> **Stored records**
----

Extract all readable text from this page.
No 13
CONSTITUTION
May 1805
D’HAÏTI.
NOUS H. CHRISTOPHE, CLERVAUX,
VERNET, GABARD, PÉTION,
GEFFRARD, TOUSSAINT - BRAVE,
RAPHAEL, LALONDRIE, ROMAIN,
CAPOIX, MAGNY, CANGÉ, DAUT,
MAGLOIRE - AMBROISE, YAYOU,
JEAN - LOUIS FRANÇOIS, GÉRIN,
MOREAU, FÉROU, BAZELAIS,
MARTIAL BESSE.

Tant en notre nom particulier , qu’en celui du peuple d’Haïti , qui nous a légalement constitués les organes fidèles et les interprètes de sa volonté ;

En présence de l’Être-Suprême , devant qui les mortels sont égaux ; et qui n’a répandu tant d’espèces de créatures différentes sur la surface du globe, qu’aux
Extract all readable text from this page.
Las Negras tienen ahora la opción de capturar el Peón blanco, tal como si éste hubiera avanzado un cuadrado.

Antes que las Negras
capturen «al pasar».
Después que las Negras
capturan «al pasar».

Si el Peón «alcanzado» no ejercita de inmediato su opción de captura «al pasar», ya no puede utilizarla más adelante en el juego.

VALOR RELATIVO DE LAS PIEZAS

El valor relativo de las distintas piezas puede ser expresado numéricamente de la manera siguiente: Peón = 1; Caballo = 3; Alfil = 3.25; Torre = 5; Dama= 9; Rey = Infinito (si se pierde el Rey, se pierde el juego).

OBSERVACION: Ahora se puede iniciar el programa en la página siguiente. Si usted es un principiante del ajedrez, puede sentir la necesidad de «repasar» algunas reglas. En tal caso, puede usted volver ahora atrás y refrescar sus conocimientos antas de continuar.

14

----

Respond with the number of lines containing "Negras" and no additional words.

> **Completed exercise**
3